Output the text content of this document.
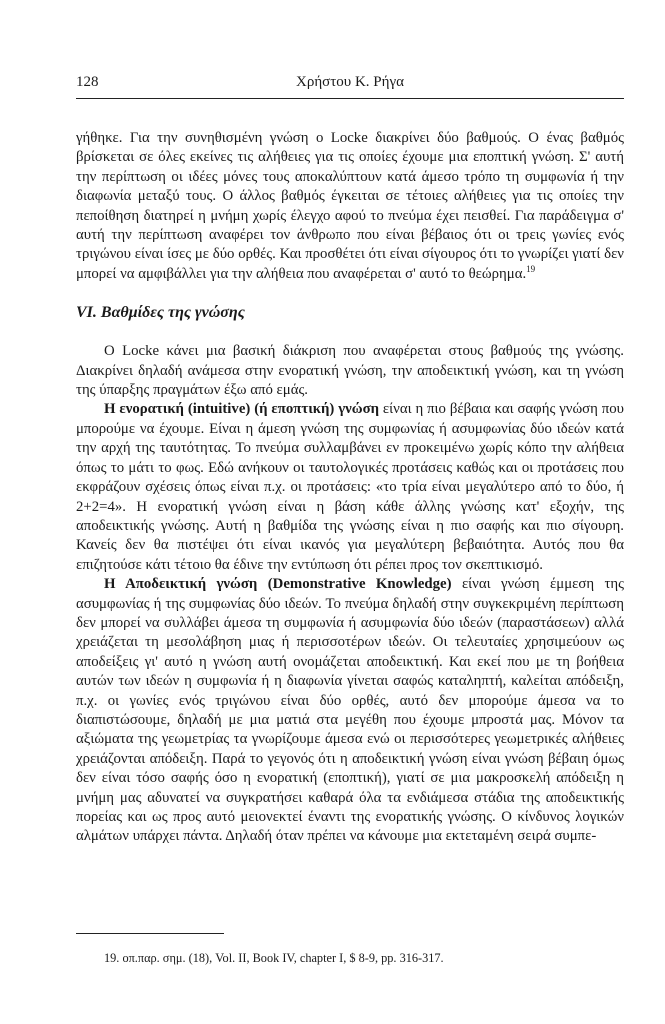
128	Χρήστου Κ. Ρήγα

γήθηκε. Για την συνηθισμένη γνώση ο Locke διακρίνει δύο βαθμούς. Ο ένας βαθμός βρίσκεται σε όλες εκείνες τις αλήθειες για τις οποίες έχουμε μια εποπτική γνώση. Σ' αυτή την περίπτωση οι ιδέες μόνες τους αποκαλύπτουν κατά άμεσο τρόπο τη συμφωνία ή την διαφωνία μεταξύ τους. Ο άλλος βαθμός έγκειται σε τέτοιες αλήθειες για τις οποίες την πεποίθηση διατηρεί η μνήμη χωρίς έλεγχο αφού το πνεύμα έχει πεισθεί. Για παράδειγμα σ' αυτή την περίπτωση αναφέρει τον άνθρωπο που είναι βέβαιος ότι οι τρεις γωνίες ενός τριγώνου είναι ίσες με δύο ορθές. Και προσθέτει ότι είναι σίγουρος ότι το γνωρίζει γιατί δεν μπορεί να αμφιβάλλει για την αλήθεια που αναφέρεται σ' αυτό το θεώρημα.$^{19}$

VI. Βαθμίδες της γνώσης

Ο Locke κάνει μια βασική διάκριση που αναφέρεται στους βαθμούς της γνώσης. Διακρίνει δηλαδή ανάμεσα στην ενορατική γνώση, την αποδεικτική γνώση, και τη γνώση της ύπαρξης πραγμάτων έξω από εμάς.

Η ενορατική (intuitive) (ή εποπτική) γνώση είναι η πιο βέβαια και σαφής γνώση που μπορούμε να έχουμε. Είναι η άμεση γνώση της συμφωνίας ή ασυμφωνίας δύο ιδεών κατά την αρχή της ταυτότητας. Το πνεύμα συλλαμβάνει εν προκειμένω χωρίς κόπο την αλήθεια όπως το μάτι το φως. Εδώ ανήκουν οι ταυτολογικές προτάσεις καθώς και οι προτάσεις που εκφράζουν σχέσεις όπως είναι π.χ. οι προτάσεις: «το τρία είναι μεγαλύτερο από το δύο, ή 2+2=4». Η ενορατική γνώση είναι η βάση κάθε άλλης γνώσης κατ' εξοχήν, της αποδεικτικής γνώσης. Αυτή η βαθμίδα της γνώσης είναι η πιο σαφής και πιο σίγουρη. Κανείς δεν θα πιστέψει ότι είναι ικανός για μεγαλύτερη βεβαιότητα. Αυτός που θα επιζητούσε κάτι τέτοιο θα έδινε την εντύπωση ότι ρέπει προς τον σκεπτικισμό.

Η Αποδεικτική γνώση (Demonstrative Knowledge) είναι γνώση έμμεση της ασυμφωνίας ή της συμφωνίας δύο ιδεών. Το πνεύμα δηλαδή στην συγκεκριμένη περίπτωση δεν μπορεί να συλλάβει άμεσα τη συμφωνία ή ασυμφωνία δύο ιδεών (παραστάσεων) αλλά χρειάζεται τη μεσολάβηση μιας ή περισσοτέρων ιδεών. Οι τελευταίες χρησιμεύουν ως αποδείξεις γι' αυτό η γνώση αυτή ονομάζεται αποδεικτική. Και εκεί που με τη βοήθεια αυτών των ιδεών η συμφωνία ή η διαφωνία γίνεται σαφώς καταληπτή, καλείται απόδειξη, π.χ. οι γωνίες ενός τριγώνου είναι δύο ορθές, αυτό δεν μπορούμε άμεσα να το διαπιστώσουμε, δηλαδή με μια ματιά στα μεγέθη που έχουμε μπροστά μας. Μόνον τα αξιώματα της γεωμετρίας τα γνωρίζουμε άμεσα ενώ οι περισσότερες γεωμετρικές αλήθειες χρειάζονται απόδειξη. Παρά το γεγονός ότι η αποδεικτική γνώση είναι γνώση βέβαιη όμως δεν είναι τόσο σαφής όσο η ενορατική (εποπτική), γιατί σε μια μακροσκελή απόδειξη η μνήμη μας αδυνατεί να συγκρατήσει καθαρά όλα τα ενδιάμεσα στάδια της αποδεικτικής πορείας και ως προς αυτό μειονεκτεί έναντι της ενορατικής γνώσης. Ο κίνδυνος λογικών αλμάτων υπάρχει πάντα. Δηλαδή όταν πρέπει να κάνουμε μια εκτεταμένη σειρά συμπε-

19. οπ.παρ. σημ. (18), Vol. II, Book IV, chapter I, $ 8-9, pp. 316-317.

================

DIRECTIVE
Copy each line in full and exactly, omitting any picture.

REPLY
Output the text content of this document.
128	Χρήστου Κ. Ρήγα

γήθηκε. Για την συνηθισμένη γνώση ο Locke διακρίνει δύο βαθμούς. Ο ένας βαθμός βρίσκεται σε όλες εκείνες τις αλήθειες για τις οποίες έχουμε μια εποπτική γνώση. Σ' αυτή την περίπτωση οι ιδέες μόνες τους αποκαλύπτουν κατά άμεσο τρόπο τη συμφωνία ή την διαφωνία μεταξύ τους. Ο άλλος βαθμός έγκειται σε τέτοιες αλήθειες για τις οποίες την πεποίθηση διατηρεί η μνήμη χωρίς έλεγχο αφού το πνεύμα έχει πεισθεί. Για παράδειγμα σ' αυτή την περίπτωση αναφέρει τον άνθρωπο που είναι βέβαιος ότι οι τρεις γωνίες ενός τριγώνου είναι ίσες με δύο ορθές. Και προσθέτει ότι είναι σίγουρος ότι το γνωρίζει γιατί δεν μπορεί να αμφιβάλλει για την αλήθεια που αναφέρεται σ' αυτό το θεώρημα.$^{19}$

VI. Βαθμίδες της γνώσης

Ο Locke κάνει μια βασική διάκριση που αναφέρεται στους βαθμούς της γνώσης. Διακρίνει δηλαδή ανάμεσα στην ενορατική γνώση, την αποδεικτική γνώση, και τη γνώση της ύπαρξης πραγμάτων έξω από εμάς.

Η ενορατική (intuitive) (ή εποπτική) γνώση είναι η πιο βέβαια και σαφής γνώση που μπορούμε να έχουμε. Είναι η άμεση γνώση της συμφωνίας ή ασυμφωνίας δύο ιδεών κατά την αρχή της ταυτότητας. Το πνεύμα συλλαμβάνει εν προκειμένω χωρίς κόπο την αλήθεια όπως το μάτι το φως. Εδώ ανήκουν οι ταυτολογικές προτάσεις καθώς και οι προτάσεις που εκφράζουν σχέσεις όπως είναι π.χ. οι προτάσεις: «το τρία είναι μεγαλύτερο από το δύο, ή 2+2=4». Η ενορατική γνώση είναι η βάση κάθε άλλης γνώσης κατ' εξοχήν, της αποδεικτικής γνώσης. Αυτή η βαθμίδα της γνώσης είναι η πιο σαφής και πιο σίγουρη. Κανείς δεν θα πιστέψει ότι είναι ικανός για μεγαλύτερη βεβαιότητα. Αυτός που θα επιζητούσε κάτι τέτοιο θα έδινε την εντύπωση ότι ρέπει προς τον σκεπτικισμό.

Η Αποδεικτική γνώση (Demonstrative Knowledge) είναι γνώση έμμεση της ασυμφωνίας ή της συμφωνίας δύο ιδεών. Το πνεύμα δηλαδή στην συγκεκριμένη περίπτωση δεν μπορεί να συλλάβει άμεσα τη συμφωνία ή ασυμφωνία δύο ιδεών (παραστάσεων) αλλά χρειάζεται τη μεσολάβηση μιας ή περισσοτέρων ιδεών. Οι τελευταίες χρησιμεύουν ως αποδείξεις γι' αυτό η γνώση αυτή ονομάζεται αποδεικτική. Και εκεί που με τη βοήθεια αυτών των ιδεών η συμφωνία ή η διαφωνία γίνεται σαφώς καταληπτή, καλείται απόδειξη, π.χ. οι γωνίες ενός τριγώνου είναι δύο ορθές, αυτό δεν μπορούμε άμεσα να το διαπιστώσουμε, δηλαδή με μια ματιά στα μεγέθη που έχουμε μπροστά μας. Μόνον τα αξιώματα της γεωμετρίας τα γνωρίζουμε άμεσα ενώ οι περισσότερες γεωμετρικές αλήθειες χρειάζονται απόδειξη. Παρά το γεγονός ότι η αποδεικτική γνώση είναι γνώση βέβαιη όμως δεν είναι τόσο σαφής όσο η ενορατική (εποπτική), γιατί σε μια μακροσκελή απόδειξη η μνήμη μας αδυνατεί να συγκρατήσει καθαρά όλα τα ενδιάμεσα στάδια της αποδεικτικής πορείας και ως προς αυτό μειονεκτεί έναντι της ενορατικής γνώσης. Ο κίνδυνος λογικών αλμάτων υπάρχει πάντα. Δηλαδή όταν πρέπει να κάνουμε μια εκτεταμένη σειρά συμπε-

19. οπ.παρ. σημ. (18), Vol. II, Book IV, chapter I, $ 8-9, pp. 316-317.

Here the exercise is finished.